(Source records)
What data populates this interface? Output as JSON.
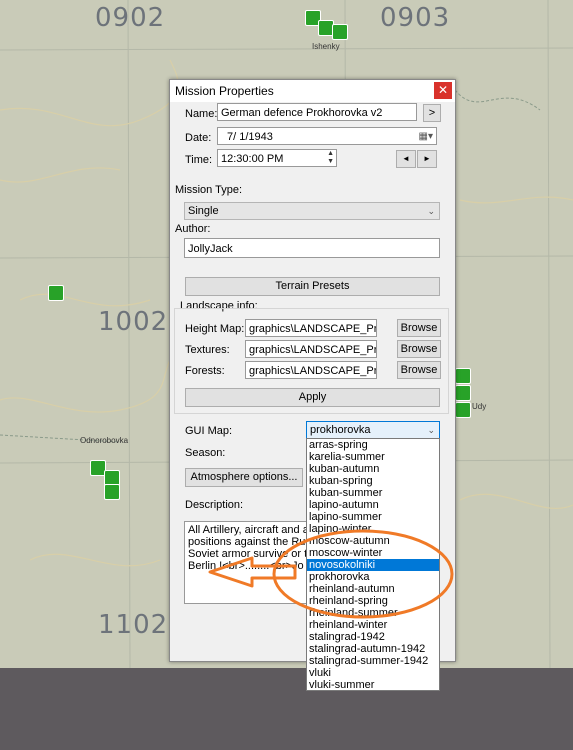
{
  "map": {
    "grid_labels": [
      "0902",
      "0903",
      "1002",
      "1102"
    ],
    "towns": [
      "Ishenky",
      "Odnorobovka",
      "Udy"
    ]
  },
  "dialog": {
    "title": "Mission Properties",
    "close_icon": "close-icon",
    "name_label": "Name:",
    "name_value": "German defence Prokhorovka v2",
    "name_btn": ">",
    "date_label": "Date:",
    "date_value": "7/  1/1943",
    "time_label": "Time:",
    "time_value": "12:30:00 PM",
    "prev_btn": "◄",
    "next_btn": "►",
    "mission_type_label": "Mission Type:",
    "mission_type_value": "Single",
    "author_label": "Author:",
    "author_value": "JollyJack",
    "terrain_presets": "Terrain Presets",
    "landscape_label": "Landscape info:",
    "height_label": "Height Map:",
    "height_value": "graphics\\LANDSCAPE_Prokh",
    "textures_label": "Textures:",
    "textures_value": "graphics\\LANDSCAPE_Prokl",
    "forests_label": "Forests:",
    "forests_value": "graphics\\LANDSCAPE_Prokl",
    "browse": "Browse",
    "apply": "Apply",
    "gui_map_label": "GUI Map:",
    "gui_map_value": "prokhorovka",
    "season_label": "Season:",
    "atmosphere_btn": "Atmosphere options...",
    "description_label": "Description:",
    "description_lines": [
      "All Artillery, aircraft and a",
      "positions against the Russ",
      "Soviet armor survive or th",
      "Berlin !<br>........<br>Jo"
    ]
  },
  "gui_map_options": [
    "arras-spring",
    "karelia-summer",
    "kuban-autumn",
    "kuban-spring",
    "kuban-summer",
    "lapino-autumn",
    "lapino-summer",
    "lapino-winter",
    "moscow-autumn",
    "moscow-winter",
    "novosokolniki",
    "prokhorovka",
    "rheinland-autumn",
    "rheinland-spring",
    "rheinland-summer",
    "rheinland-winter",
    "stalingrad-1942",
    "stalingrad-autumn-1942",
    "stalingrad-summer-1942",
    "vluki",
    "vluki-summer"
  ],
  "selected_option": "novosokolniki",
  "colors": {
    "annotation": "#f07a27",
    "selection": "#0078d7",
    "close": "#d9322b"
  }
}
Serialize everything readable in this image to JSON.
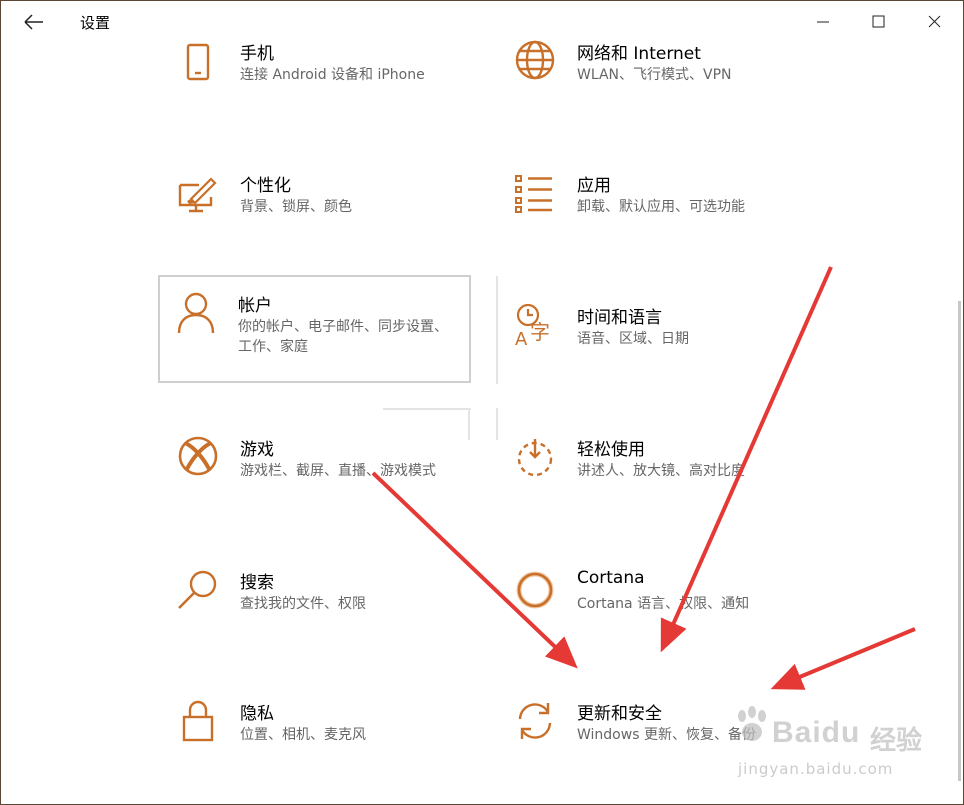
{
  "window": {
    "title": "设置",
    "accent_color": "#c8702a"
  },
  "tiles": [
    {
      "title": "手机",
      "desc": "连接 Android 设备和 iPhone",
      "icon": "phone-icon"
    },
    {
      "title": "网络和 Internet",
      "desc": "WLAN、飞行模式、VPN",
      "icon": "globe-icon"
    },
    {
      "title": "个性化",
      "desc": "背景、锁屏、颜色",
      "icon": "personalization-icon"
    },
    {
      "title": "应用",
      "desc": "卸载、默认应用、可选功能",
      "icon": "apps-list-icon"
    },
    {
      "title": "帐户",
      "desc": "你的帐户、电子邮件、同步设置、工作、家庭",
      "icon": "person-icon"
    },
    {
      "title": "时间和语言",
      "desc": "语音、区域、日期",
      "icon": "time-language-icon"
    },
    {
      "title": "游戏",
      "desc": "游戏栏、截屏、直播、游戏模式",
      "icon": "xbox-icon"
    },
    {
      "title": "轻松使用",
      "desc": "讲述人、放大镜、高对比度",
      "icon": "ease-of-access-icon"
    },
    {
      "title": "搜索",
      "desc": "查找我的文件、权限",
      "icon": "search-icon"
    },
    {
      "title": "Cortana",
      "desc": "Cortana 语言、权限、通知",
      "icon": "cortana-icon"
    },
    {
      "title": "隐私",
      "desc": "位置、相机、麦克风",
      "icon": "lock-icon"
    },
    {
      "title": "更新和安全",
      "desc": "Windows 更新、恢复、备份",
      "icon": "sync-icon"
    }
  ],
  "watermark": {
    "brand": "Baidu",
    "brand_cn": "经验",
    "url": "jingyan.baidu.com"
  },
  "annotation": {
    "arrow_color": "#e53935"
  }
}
* * *
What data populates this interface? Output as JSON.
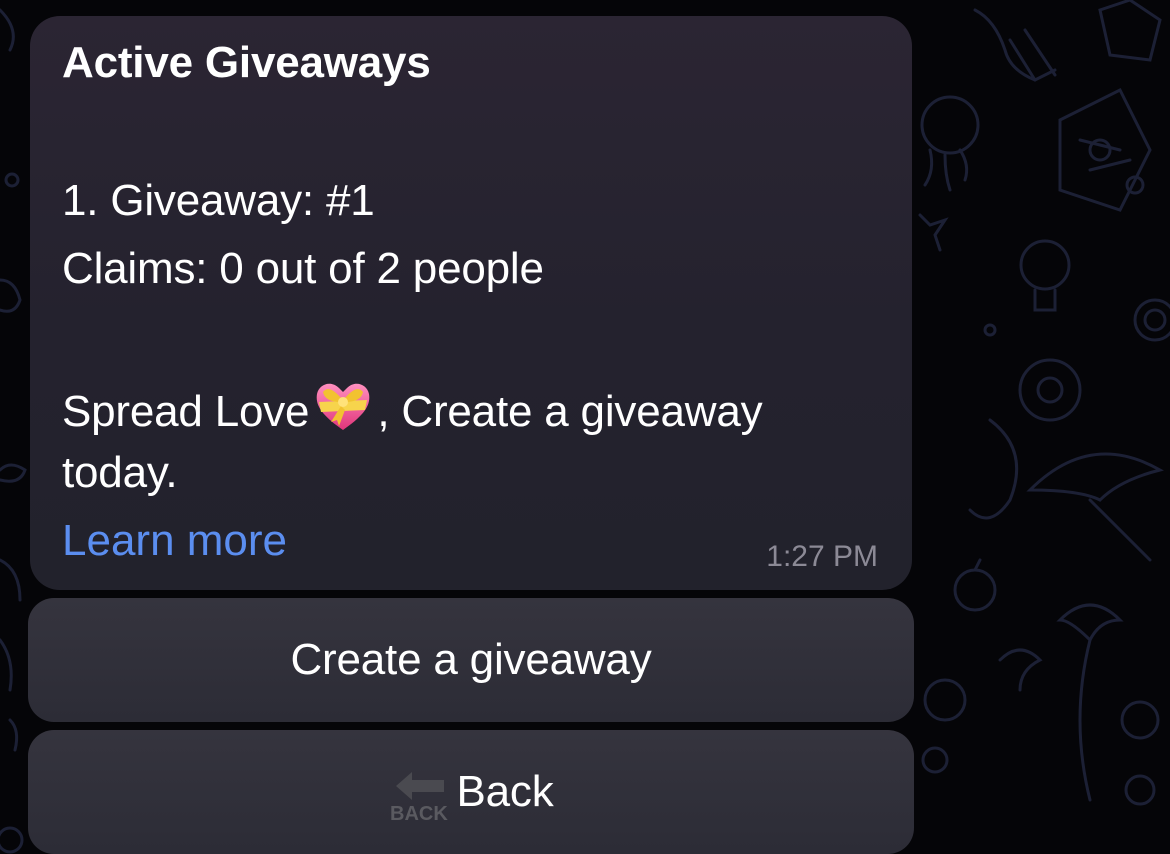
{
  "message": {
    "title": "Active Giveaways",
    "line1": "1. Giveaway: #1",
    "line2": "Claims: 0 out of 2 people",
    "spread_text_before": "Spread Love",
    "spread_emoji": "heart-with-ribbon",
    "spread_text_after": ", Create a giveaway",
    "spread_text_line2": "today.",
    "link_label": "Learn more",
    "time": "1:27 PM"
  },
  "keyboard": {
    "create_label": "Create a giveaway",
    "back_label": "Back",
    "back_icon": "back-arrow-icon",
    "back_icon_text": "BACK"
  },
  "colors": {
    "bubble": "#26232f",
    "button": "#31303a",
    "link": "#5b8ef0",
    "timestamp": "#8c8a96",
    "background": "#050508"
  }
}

• Exercise prompt: In the listing, find every line containing the word "winter" and list it.

• Answer for the task:
    "lapino-winter",
    "moscow-winter",
    "rheinland-winter",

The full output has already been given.